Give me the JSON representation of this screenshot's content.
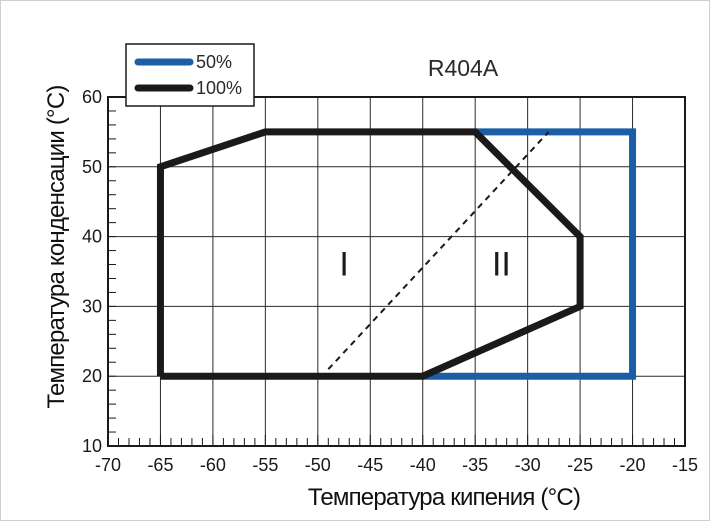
{
  "chart_data": {
    "type": "line",
    "title": "R404A",
    "xlabel": "Температура кипения (°C)",
    "ylabel": "Температура конденсации (°C)",
    "xlim": [
      -70,
      -15
    ],
    "ylim": [
      10,
      60
    ],
    "xticks": [
      -70,
      -65,
      -60,
      -55,
      -50,
      -45,
      -40,
      -35,
      -30,
      -25,
      -20,
      -15
    ],
    "yticks": [
      10,
      20,
      30,
      40,
      50,
      60
    ],
    "grid": true,
    "legend_position": "top-left",
    "series": [
      {
        "name": "50%",
        "color": "#1a5ea8",
        "points": [
          [
            -40,
            20
          ],
          [
            -20,
            20
          ],
          [
            -20,
            55
          ],
          [
            -35,
            55
          ]
        ]
      },
      {
        "name": "100%",
        "color": "#1a1a1a",
        "points": [
          [
            -65,
            20
          ],
          [
            -40,
            20
          ],
          [
            -25,
            30
          ],
          [
            -25,
            40
          ],
          [
            -35,
            55
          ],
          [
            -55,
            55
          ],
          [
            -65,
            50
          ],
          [
            -65,
            20
          ]
        ]
      }
    ],
    "divider": {
      "style": "dashed",
      "points": [
        [
          -49,
          21
        ],
        [
          -28,
          55
        ]
      ]
    },
    "annotations": [
      {
        "text": "I",
        "x": -47.5,
        "y": 36
      },
      {
        "text": "II",
        "x": -32.5,
        "y": 36
      }
    ]
  }
}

□ □ □ □ □ □ □

▸ Description of the task
Determine how many lines contain the word "Температура" and reply with that number alone.

▸ Task answer
2